**Instructions for the task:**
Quote the entries word for word. Omit the pictures.

**Material provided:**
○ ○ ○ ○ ○

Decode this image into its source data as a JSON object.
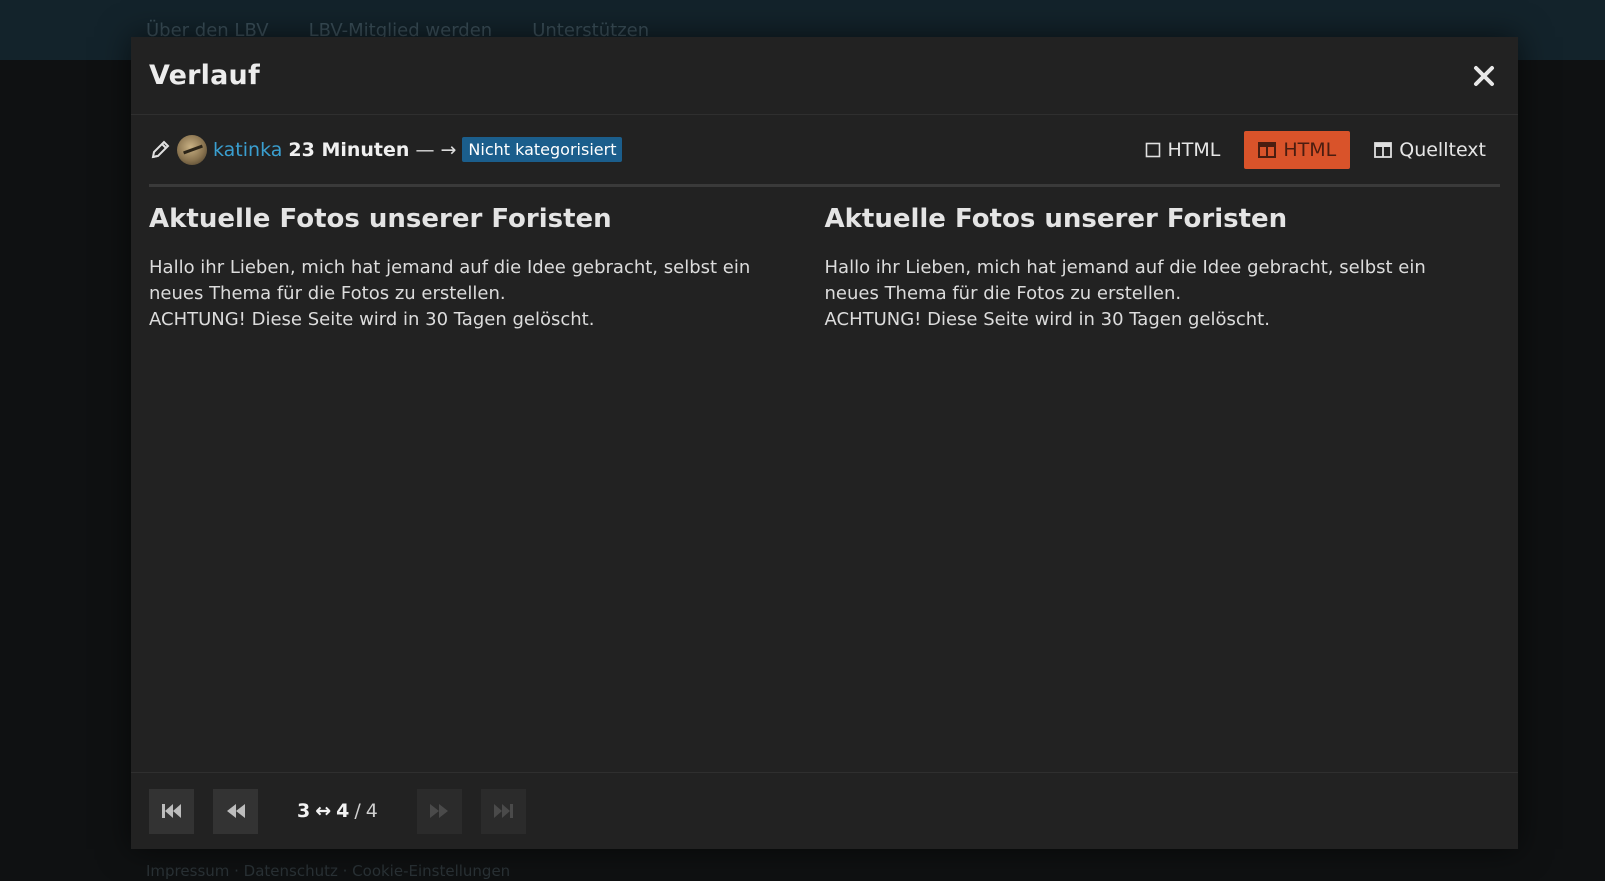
{
  "background": {
    "nav_items": [
      "Über den LBV",
      "LBV-Mitglied werden",
      "Unterstützen"
    ],
    "footer_text": "Impressum · Datenschutz · Cookie-Einstellungen"
  },
  "modal": {
    "title": "Verlauf",
    "close_icon": "close-icon"
  },
  "revision": {
    "edit_icon": "pencil-icon",
    "user": "katinka",
    "time": "23 Minuten",
    "separator": "— →",
    "category": "Nicht kategorisiert"
  },
  "view_toggles": [
    {
      "icon": "square-icon",
      "label": "HTML",
      "active": false
    },
    {
      "icon": "split-view-icon",
      "label": "HTML",
      "active": true
    },
    {
      "icon": "split-view-icon",
      "label": "Quelltext",
      "active": false
    }
  ],
  "left_column": {
    "heading": "Aktuelle Fotos unserer Foristen",
    "line1": "Hallo ihr Lieben, mich hat jemand auf die Idee gebracht, selbst ein neues Thema für die Fotos zu erstellen.",
    "line2": "ACHTUNG! Diese Seite wird in 30 Tagen gelöscht."
  },
  "right_column": {
    "heading": "Aktuelle Fotos unserer Foristen",
    "line1": "Hallo ihr Lieben, mich hat jemand auf die Idee gebracht, selbst ein neues Thema für die Fotos zu erstellen.",
    "line2": "ACHTUNG! Diese Seite wird in 30 Tagen gelöscht."
  },
  "pagination": {
    "from": "3",
    "arrow": "↔",
    "to": "4",
    "slash": "/",
    "total": "4"
  },
  "colors": {
    "accent": "#d9532a",
    "link": "#3a9fd0",
    "badge": "#1b5e8c",
    "modal_bg": "#222222"
  }
}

○ ○ ○ ○ ○

**Response to this task:**
Decode this image into its source data as a JSON object.
{
  "background": {
    "nav_items": [
      "Über den LBV",
      "LBV-Mitglied werden",
      "Unterstützen"
    ],
    "footer_text": "Impressum · Datenschutz · Cookie-Einstellungen"
  },
  "modal": {
    "title": "Verlauf",
    "close_icon": "close-icon"
  },
  "revision": {
    "edit_icon": "pencil-icon",
    "user": "katinka",
    "time": "23 Minuten",
    "separator": "— →",
    "category": "Nicht kategorisiert"
  },
  "view_toggles": [
    {
      "icon": "square-icon",
      "label": "HTML",
      "active": false
    },
    {
      "icon": "split-view-icon",
      "label": "HTML",
      "active": true
    },
    {
      "icon": "split-view-icon",
      "label": "Quelltext",
      "active": false
    }
  ],
  "left_column": {
    "heading": "Aktuelle Fotos unserer Foristen",
    "line1": "Hallo ihr Lieben, mich hat jemand auf die Idee gebracht, selbst ein neues Thema für die Fotos zu erstellen.",
    "line2": "ACHTUNG! Diese Seite wird in 30 Tagen gelöscht."
  },
  "right_column": {
    "heading": "Aktuelle Fotos unserer Foristen",
    "line1": "Hallo ihr Lieben, mich hat jemand auf die Idee gebracht, selbst ein neues Thema für die Fotos zu erstellen.",
    "line2": "ACHTUNG! Diese Seite wird in 30 Tagen gelöscht."
  },
  "pagination": {
    "from": "3",
    "arrow": "↔",
    "to": "4",
    "slash": "/",
    "total": "4"
  },
  "colors": {
    "accent": "#d9532a",
    "link": "#3a9fd0",
    "badge": "#1b5e8c",
    "modal_bg": "#222222"
  }
}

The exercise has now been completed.